— SET EXERCISE —
Reproduce the entries in full, with no changes.

>>>

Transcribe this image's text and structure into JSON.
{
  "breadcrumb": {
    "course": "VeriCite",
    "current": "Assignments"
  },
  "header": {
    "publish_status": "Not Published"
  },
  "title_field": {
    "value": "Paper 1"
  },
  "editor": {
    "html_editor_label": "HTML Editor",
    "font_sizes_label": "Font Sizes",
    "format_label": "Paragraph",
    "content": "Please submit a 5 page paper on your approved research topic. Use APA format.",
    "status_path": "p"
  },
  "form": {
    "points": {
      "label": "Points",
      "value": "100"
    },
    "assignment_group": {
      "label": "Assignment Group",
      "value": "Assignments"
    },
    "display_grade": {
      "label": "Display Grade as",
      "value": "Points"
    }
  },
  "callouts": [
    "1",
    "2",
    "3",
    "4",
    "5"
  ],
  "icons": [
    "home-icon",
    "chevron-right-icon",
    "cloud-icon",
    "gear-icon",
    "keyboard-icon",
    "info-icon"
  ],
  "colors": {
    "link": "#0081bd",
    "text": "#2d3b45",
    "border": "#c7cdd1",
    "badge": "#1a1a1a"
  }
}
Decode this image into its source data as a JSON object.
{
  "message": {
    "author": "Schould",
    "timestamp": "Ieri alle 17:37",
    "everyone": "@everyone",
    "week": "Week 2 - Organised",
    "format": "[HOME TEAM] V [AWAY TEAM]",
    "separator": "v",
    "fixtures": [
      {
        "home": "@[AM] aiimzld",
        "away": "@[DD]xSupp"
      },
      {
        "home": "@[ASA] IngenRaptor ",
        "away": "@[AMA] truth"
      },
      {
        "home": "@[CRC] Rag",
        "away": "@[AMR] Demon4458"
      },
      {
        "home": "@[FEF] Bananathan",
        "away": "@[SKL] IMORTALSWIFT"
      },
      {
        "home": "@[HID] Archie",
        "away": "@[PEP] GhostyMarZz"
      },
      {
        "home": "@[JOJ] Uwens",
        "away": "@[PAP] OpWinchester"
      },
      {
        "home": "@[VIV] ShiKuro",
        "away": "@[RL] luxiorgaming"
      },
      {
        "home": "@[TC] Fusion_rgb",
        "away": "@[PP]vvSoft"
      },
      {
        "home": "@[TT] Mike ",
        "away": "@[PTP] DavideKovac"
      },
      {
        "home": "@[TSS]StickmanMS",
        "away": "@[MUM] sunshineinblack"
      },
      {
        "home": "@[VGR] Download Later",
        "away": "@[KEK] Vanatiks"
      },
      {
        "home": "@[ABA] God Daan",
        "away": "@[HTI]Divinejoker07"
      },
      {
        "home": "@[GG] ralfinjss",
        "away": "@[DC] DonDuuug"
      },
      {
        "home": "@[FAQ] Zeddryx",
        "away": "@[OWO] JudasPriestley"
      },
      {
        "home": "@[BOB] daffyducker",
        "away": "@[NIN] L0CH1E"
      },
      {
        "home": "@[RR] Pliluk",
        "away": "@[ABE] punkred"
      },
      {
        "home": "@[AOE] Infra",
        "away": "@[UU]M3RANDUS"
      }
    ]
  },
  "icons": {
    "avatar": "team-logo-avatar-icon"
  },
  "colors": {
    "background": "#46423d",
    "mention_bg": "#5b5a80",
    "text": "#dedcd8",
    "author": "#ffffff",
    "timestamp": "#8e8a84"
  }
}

<<<

— TASK ANSWER —
Transcribe this image's text and structure into JSON.
{
  "breadcrumb": {
    "course": "VeriCite",
    "current": "Assignments"
  },
  "header": {
    "publish_status": "Not Published"
  },
  "title_field": {
    "value": "Paper 1"
  },
  "editor": {
    "html_editor_label": "HTML Editor",
    "font_sizes_label": "Font Sizes",
    "format_label": "Paragraph",
    "content": "Please submit a 5 page paper on your approved research topic. Use APA format.",
    "status_path": "p"
  },
  "form": {
    "points": {
      "label": "Points",
      "value": "100"
    },
    "assignment_group": {
      "label": "Assignment Group",
      "value": "Assignments"
    },
    "display_grade": {
      "label": "Display Grade as",
      "value": "Points"
    }
  },
  "callouts": [
    "1",
    "2",
    "3",
    "4",
    "5"
  ],
  "icons": [
    "home-icon",
    "chevron-right-icon",
    "cloud-icon",
    "gear-icon",
    "keyboard-icon",
    "info-icon"
  ],
  "colors": {
    "link": "#0081bd",
    "text": "#2d3b45",
    "border": "#c7cdd1",
    "badge": "#1a1a1a"
  }
}
Decode this image into its source data as a JSON object.
{
  "message": {
    "author": "Schould",
    "timestamp": "Ieri alle 17:37",
    "everyone": "@everyone",
    "week": "Week 2 - Organised",
    "format": "[HOME TEAM] V [AWAY TEAM]",
    "separator": "v",
    "fixtures": [
      {
        "home": "@[AM] aiimzld",
        "away": "@[DD]xSupp"
      },
      {
        "home": "@[ASA] IngenRaptor ",
        "away": "@[AMA] truth"
      },
      {
        "home": "@[CRC] Rag",
        "away": "@[AMR] Demon4458"
      },
      {
        "home": "@[FEF] Bananathan",
        "away": "@[SKL] IMORTALSWIFT"
      },
      {
        "home": "@[HID] Archie",
        "away": "@[PEP] GhostyMarZz"
      },
      {
        "home": "@[JOJ] Uwens",
        "away": "@[PAP] OpWinchester"
      },
      {
        "home": "@[VIV] ShiKuro",
        "away": "@[RL] luxiorgaming"
      },
      {
        "home": "@[TC] Fusion_rgb",
        "away": "@[PP]vvSoft"
      },
      {
        "home": "@[TT] Mike ",
        "away": "@[PTP] DavideKovac"
      },
      {
        "home": "@[TSS]StickmanMS",
        "away": "@[MUM] sunshineinblack"
      },
      {
        "home": "@[VGR] Download Later",
        "away": "@[KEK] Vanatiks"
      },
      {
        "home": "@[ABA] God Daan",
        "away": "@[HTI]Divinejoker07"
      },
      {
        "home": "@[GG] ralfinjss",
        "away": "@[DC] DonDuuug"
      },
      {
        "home": "@[FAQ] Zeddryx",
        "away": "@[OWO] JudasPriestley"
      },
      {
        "home": "@[BOB] daffyducker",
        "away": "@[NIN] L0CH1E"
      },
      {
        "home": "@[RR] Pliluk",
        "away": "@[ABE] punkred"
      },
      {
        "home": "@[AOE] Infra",
        "away": "@[UU]M3RANDUS"
      }
    ]
  },
  "icons": {
    "avatar": "team-logo-avatar-icon"
  },
  "colors": {
    "background": "#46423d",
    "mention_bg": "#5b5a80",
    "text": "#dedcd8",
    "author": "#ffffff",
    "timestamp": "#8e8a84"
  }
}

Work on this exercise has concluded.